◆ DIRECTIONS FOR THIS TASK ◆
Copy out every line exactly, passing over the pictures.

>> Start DATA SHOWN

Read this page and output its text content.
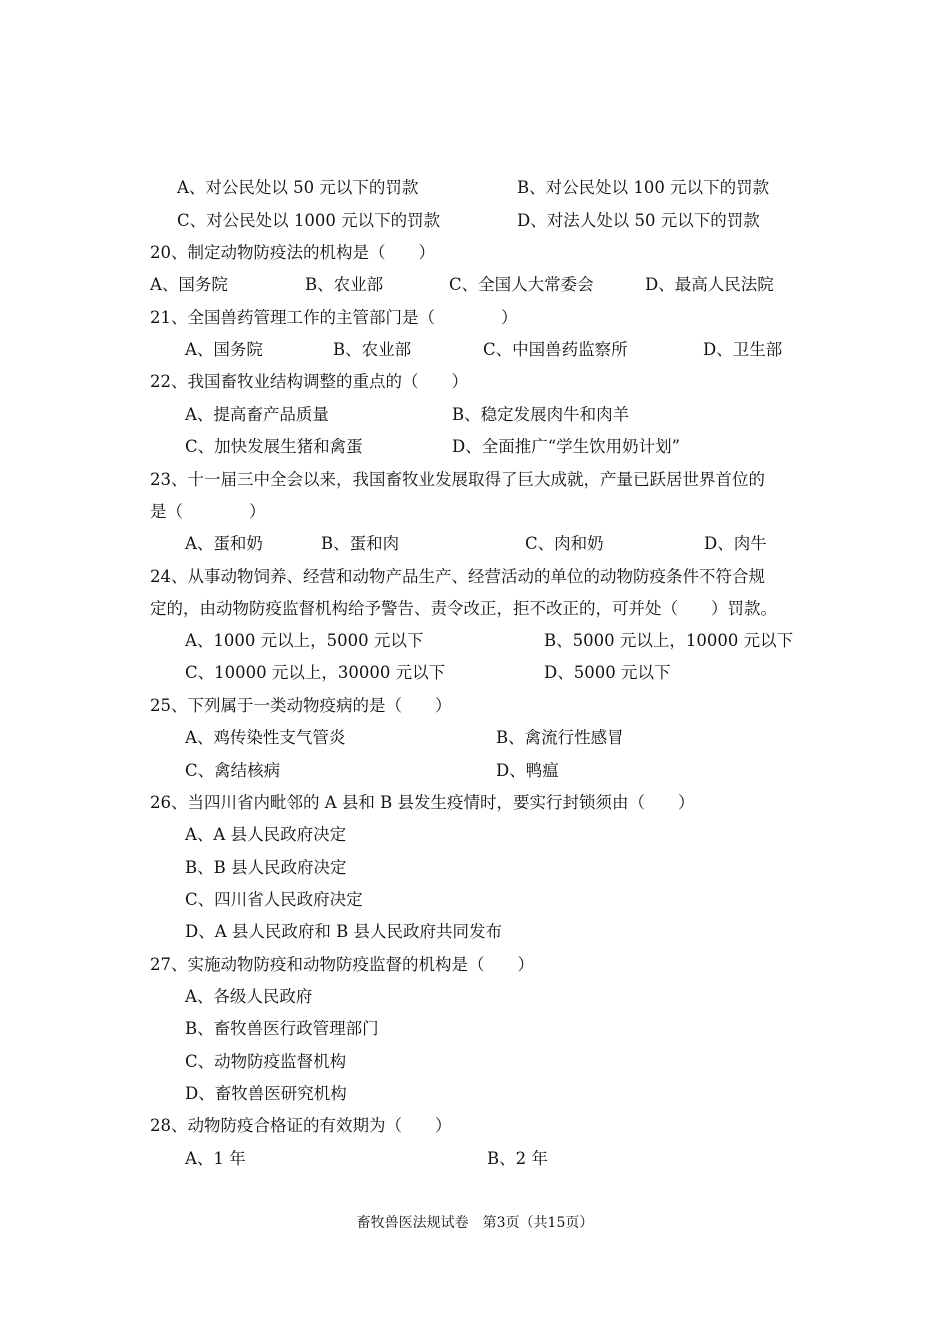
A、对公民处以 50 元以下的罚款	B、对公民处以 100 元以下的罚款
C、对公民处以 1000 元以下的罚款	D、对法人处以 50 元以下的罚款
20、制定动物防疫法的机构是（　　）
A、国务院	B、农业部	C、全国人大常委会	D、最高人民法院
21、全国兽药管理工作的主管部门是（　　　　）
A、国务院	B、农业部	C、中国兽药监察所	D、卫生部
22、我国畜牧业结构调整的重点的（　　）
A、提高畜产品质量	B、稳定发展肉牛和肉羊
C、加快发展生猪和禽蛋	D、全面推广“学生饮用奶计划”
23、十一届三中全会以来，我国畜牧业发展取得了巨大成就，产量已跃居世界首位的
是（　　　　）
A、蛋和奶	B、蛋和肉	C、肉和奶	D、肉牛
24、从事动物饲养、经营和动物产品生产、经营活动的单位的动物防疫条件不符合规
定的，由动物防疫监督机构给予警告、责令改正，拒不改正的，可并处（　　）罚款。
A、1000 元以上，5000 元以下	B、5000 元以上，10000 元以下
C、10000 元以上，30000 元以下	D、5000 元以下
25、下列属于一类动物疫病的是（　　）
A、鸡传染性支气管炎	B、禽流行性感冒
C、禽结核病	D、鸭瘟
26、当四川省内毗邻的 A 县和 B 县发生疫情时，要实行封锁须由（　　）
A、A 县人民政府决定
B、B 县人民政府决定
C、四川省人民政府决定
D、A 县人民政府和 B 县人民政府共同发布
27、实施动物防疫和动物防疫监督的机构是（　　）
A、各级人民政府
B、畜牧兽医行政管理部门
C、动物防疫监督机构
D、畜牧兽医研究机构
28、动物防疫合格证的有效期为（　　）
A、1 年	B、2 年
畜牧兽医法规试卷　第3页（共15页）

>> End DATA SHOWN

◆ WORKED ANSWER ◆
Read this page and output its text content.
A、对公民处以 50 元以下的罚款	B、对公民处以 100 元以下的罚款
C、对公民处以 1000 元以下的罚款	D、对法人处以 50 元以下的罚款
20、制定动物防疫法的机构是（　　）
A、国务院	B、农业部	C、全国人大常委会	D、最高人民法院
21、全国兽药管理工作的主管部门是（　　　　）
A、国务院	B、农业部	C、中国兽药监察所	D、卫生部
22、我国畜牧业结构调整的重点的（　　）
A、提高畜产品质量	B、稳定发展肉牛和肉羊
C、加快发展生猪和禽蛋	D、全面推广“学生饮用奶计划”
23、十一届三中全会以来，我国畜牧业发展取得了巨大成就，产量已跃居世界首位的
是（　　　　）
A、蛋和奶	B、蛋和肉	C、肉和奶	D、肉牛
24、从事动物饲养、经营和动物产品生产、经营活动的单位的动物防疫条件不符合规
定的，由动物防疫监督机构给予警告、责令改正，拒不改正的，可并处（　　）罚款。
A、1000 元以上，5000 元以下	B、5000 元以上，10000 元以下
C、10000 元以上，30000 元以下	D、5000 元以下
25、下列属于一类动物疫病的是（　　）
A、鸡传染性支气管炎	B、禽流行性感冒
C、禽结核病	D、鸭瘟
26、当四川省内毗邻的 A 县和 B 县发生疫情时，要实行封锁须由（　　）
A、A 县人民政府决定
B、B 县人民政府决定
C、四川省人民政府决定
D、A 县人民政府和 B 县人民政府共同发布
27、实施动物防疫和动物防疫监督的机构是（　　）
A、各级人民政府
B、畜牧兽医行政管理部门
C、动物防疫监督机构
D、畜牧兽医研究机构
28、动物防疫合格证的有效期为（　　）
A、1 年	B、2 年
畜牧兽医法规试卷　第3页（共15页）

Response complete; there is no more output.